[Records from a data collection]
— START —
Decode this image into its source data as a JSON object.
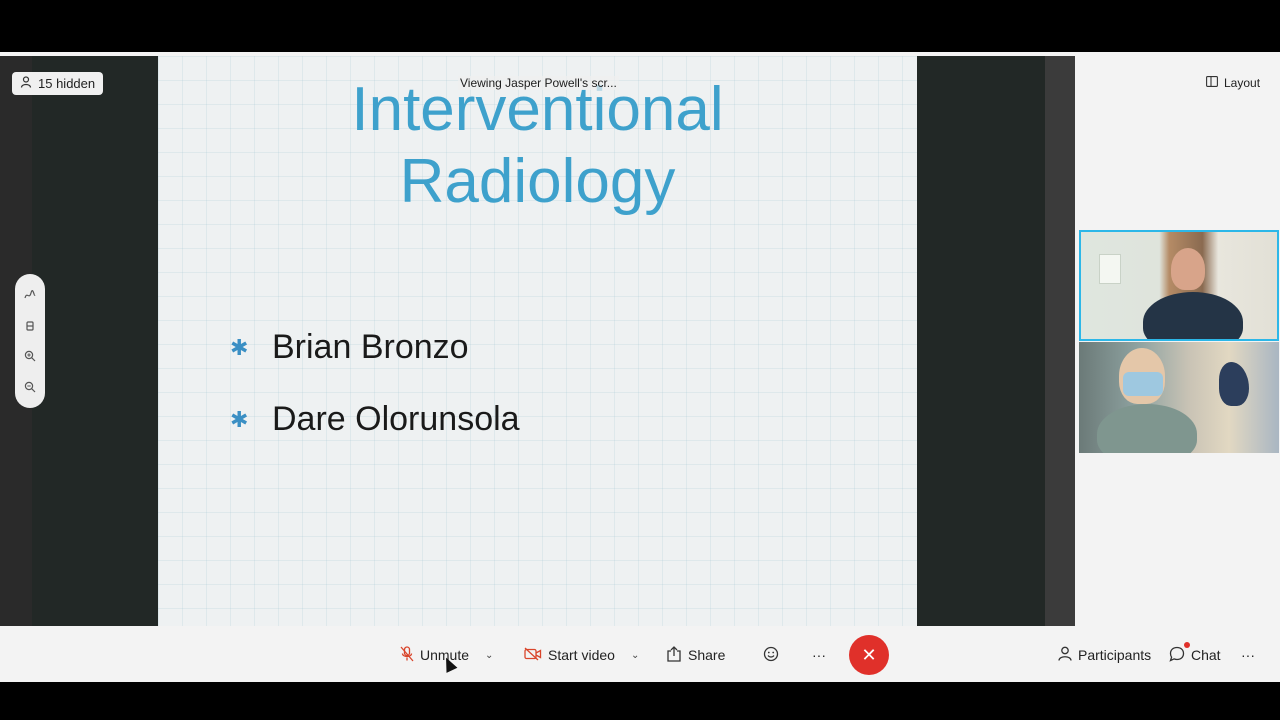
{
  "meeting": {
    "hidden_label": "15 hidden",
    "viewing_label": "Viewing Jasper Powell's scr...",
    "layout_label": "Layout"
  },
  "slide": {
    "title_line1": "Interventional",
    "title_line2": "Radiology",
    "bullets": [
      "Brian Bronzo",
      "Dare Olorunsola"
    ]
  },
  "annotation_tools": [
    "pen-icon",
    "eraser-icon",
    "zoom-in-icon",
    "zoom-out-icon"
  ],
  "toolbar": {
    "unmute_label": "Unmute",
    "video_label": "Start video",
    "share_label": "Share",
    "more_label": "···",
    "participants_label": "Participants",
    "chat_label": "Chat",
    "overflow_label": "···"
  },
  "colors": {
    "slide_title": "#3ea1cc",
    "active_speaker_border": "#2cb7e8",
    "end_call": "#e0302a",
    "muted_icon": "#d9452b"
  }
}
— END —
Repeat the records above verbatim, with no pictures in the result.

_Solution to the problem_:
Decode this image into its source data as a JSON object.
{
  "meeting": {
    "hidden_label": "15 hidden",
    "viewing_label": "Viewing Jasper Powell's scr...",
    "layout_label": "Layout"
  },
  "slide": {
    "title_line1": "Interventional",
    "title_line2": "Radiology",
    "bullets": [
      "Brian Bronzo",
      "Dare Olorunsola"
    ]
  },
  "annotation_tools": [
    "pen-icon",
    "eraser-icon",
    "zoom-in-icon",
    "zoom-out-icon"
  ],
  "toolbar": {
    "unmute_label": "Unmute",
    "video_label": "Start video",
    "share_label": "Share",
    "more_label": "···",
    "participants_label": "Participants",
    "chat_label": "Chat",
    "overflow_label": "···"
  },
  "colors": {
    "slide_title": "#3ea1cc",
    "active_speaker_border": "#2cb7e8",
    "end_call": "#e0302a",
    "muted_icon": "#d9452b"
  }
}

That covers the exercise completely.